- **Aim A**
Change the listing below by replacing "Instrument Information" with "Device Information" wherever it occurs, and keep every other line as it is. Leave the pictures out of your answer.

European cooperation on market surveillance for products that are subject to Union harmonisation legislation usually takes place through informal groups of market surveillance authorities. They meet in the informal and sectorial 'Administrative Cooperation' groups, known as ADCOs, which discuss market surveillance problems in their area. These groups are often chaired by a representative of a national market surveillance authority. However, as the organisation of the meetings of these groups represents a considerable administrative challenge for the chairperson, while many of the market surveillance authorities cannot attend these meetings as a consequence of budgetary constraints, the Commission proposes to increase its support for these groups.

Action 11: More support for 'Administrative Cooperation groups' (ADCOs)

The Commission will provide financial support towards the administrative functioning of most of these groups so that the administrative burden of the organisation of these meetings can be reduced. The Commission will also discuss with the ADCOs the most cost-efficient method for the reimbursement of, or financial support for the travel costs of market surveillance authorities that wish to attend the meetings of the selected groups.

3.5.        Products sold on-line

E-commerce is expanding rapidly and constitutes a new challenge for market surveillance authorities. The public consultation on the revision of the General Product Safety Directive indicated that market surveillance activities with respect to products marketed online take place in a fairly incidental, fragmented and uncoordinated manner[11].

As a consequence, the level of protection and legal support of consumers and other users against risks posed by unsafe products sold on-line lags behind the level of protection provided in respect of other distribution channels. Consumers often buy products online and face problems if the product is unsafe or non-compliant. Unsafe products that were withdrawn and recalled from the EU market may still be available to final users via the Internet.

- **Aim B**
Write a continuation of the passage on EU market surveillance of products, starting after its final sentence.

- **Data to use**

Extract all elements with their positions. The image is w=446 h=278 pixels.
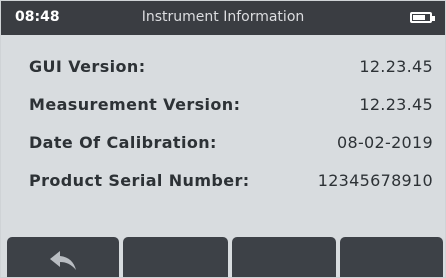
product-serial-number-label: Product Serial Number: [29,171,250,190]
date-of-calibration-value: 08-02-2019 [337,133,433,152]
status-bar: 08:48 Instrument Information [1,1,445,35]
back-softkey[interactable] [7,237,119,277]
info-row-date-of-calibration: Date Of Calibration: 08-02-2019 [1,133,445,171]
softkey-3[interactable] [232,237,336,277]
softkey-bar [1,237,445,277]
battery-icon [410,12,435,23]
info-row-gui-version: GUI Version: 12.23.45 [1,57,445,95]
instrument-screen: 08:48 Instrument Information GUI Version… [0,0,446,278]
info-row-product-serial-number: Product Serial Number: 12345678910 [1,171,445,209]
measurement-version-value: 12.23.45 [359,95,433,114]
measurement-version-label: Measurement Version: [29,95,241,114]
gui-version-label: GUI Version: [29,57,146,76]
product-serial-number-value: 12345678910 [317,171,433,190]
back-arrow-icon [50,251,76,270]
softkey-4[interactable] [340,237,443,277]
info-row-measurement-version: Measurement Version: 12.23.45 [1,95,445,133]
date-of-calibration-label: Date Of Calibration: [29,133,217,152]
gui-version-value: 12.23.45 [359,57,433,76]
instrument-info-list: GUI Version: 12.23.45 Measurement Versio… [1,57,445,209]
screen-title: Instrument Information [141,9,305,25]
softkey-2[interactable] [123,237,228,277]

- **Task result A**
Extract all elements with their positions. The image is w=446 h=278 pixels.
product-serial-number-label: Product Serial Number: [29,171,250,190]
date-of-calibration-value: 08-02-2019 [337,133,433,152]
status-bar: 08:48 Device Information [1,1,445,35]
back-softkey[interactable] [7,237,119,277]
info-row-date-of-calibration: Date Of Calibration: 08-02-2019 [1,133,445,171]
softkey-3[interactable] [232,237,336,277]
softkey-bar [1,237,445,277]
battery-icon [410,12,435,23]
info-row-gui-version: GUI Version: 12.23.45 [1,57,445,95]
instrument-screen: 08:48 Device Information GUI Version… [0,0,446,278]
info-row-product-serial-number: Product Serial Number: 12345678910 [1,171,445,209]
measurement-version-value: 12.23.45 [359,95,433,114]
measurement-version-label: Measurement Version: [29,95,241,114]
gui-version-label: GUI Version: [29,57,146,76]
product-serial-number-value: 12345678910 [317,171,433,190]
back-arrow-icon [50,251,76,270]
softkey-4[interactable] [340,237,443,277]
info-row-measurement-version: Measurement Version: 12.23.45 [1,95,445,133]
date-of-calibration-label: Date Of Calibration: [29,133,217,152]
gui-version-value: 12.23.45 [359,57,433,76]
instrument-info-list: GUI Version: 12.23.45 Measurement Versio… [1,57,445,209]
screen-title: Device Information [141,9,305,25]
softkey-2[interactable] [123,237,228,277]

- **Task result B**
Action 12: Products sold on-line

The Commission intends to:

- study the ways in which e-shops selling consumer products operate, including the location of large e-commerce operators, e-commerce supply depots and e-commerce supply routes, in particular if products are distributed to the final consumer directly from third countries and the role and importance of SMEs in the e-commerce supply-chain;

- establish, together with the Member States, a common understanding/approach of the ways in which the surveillance of products sold online should be performed in the Union and produce guidance on the enforcement of the rules for products sold online, especially in cross-border situations that require cooperation between the authorities of different Member States or third countries;

- collect information from the Member States enforcement authorities/agencies on such enforcement activities;

- educate consumers and define the roles and responsibilities of the relevant parties (authorities, economic operators and consumers) in the form of short, simple and clear public information statements.

3.6.        A continuous European dialogue with stakeholders

Market surveillance concerns all parties in the supply chain, and needs the input of consumer organisations and businesses, and especially small and medium-sized enterprises (SMEs), relating to their problems and concerns. SMEs play a key role in shaping Europe's economy. However, the administrative burden related to market surveillance controls is comparatively heavier for SMEs than for major businesses.

Under current EU legislation businesses must take action if they know or ought to know that their products present a risk. They are obliged to inform the national authorities, who use the RAPEX system to ensure that all Member States are made aware and take appropriate action on their territories. However, European organisations representing the interests of consumers, SMEs and other businesses have not yet been systematically involved in European efforts to improve market surveillance. This should change.

The proposal for the Market Surveillance Regulation envisages an active role for European businesses and consumer organisations in the European Market Surveillance Forum. Until then, it would be helpful for market surveillance to involve them more closely in identifying problems, listing categories of products that need closer attention and finding effective solutions.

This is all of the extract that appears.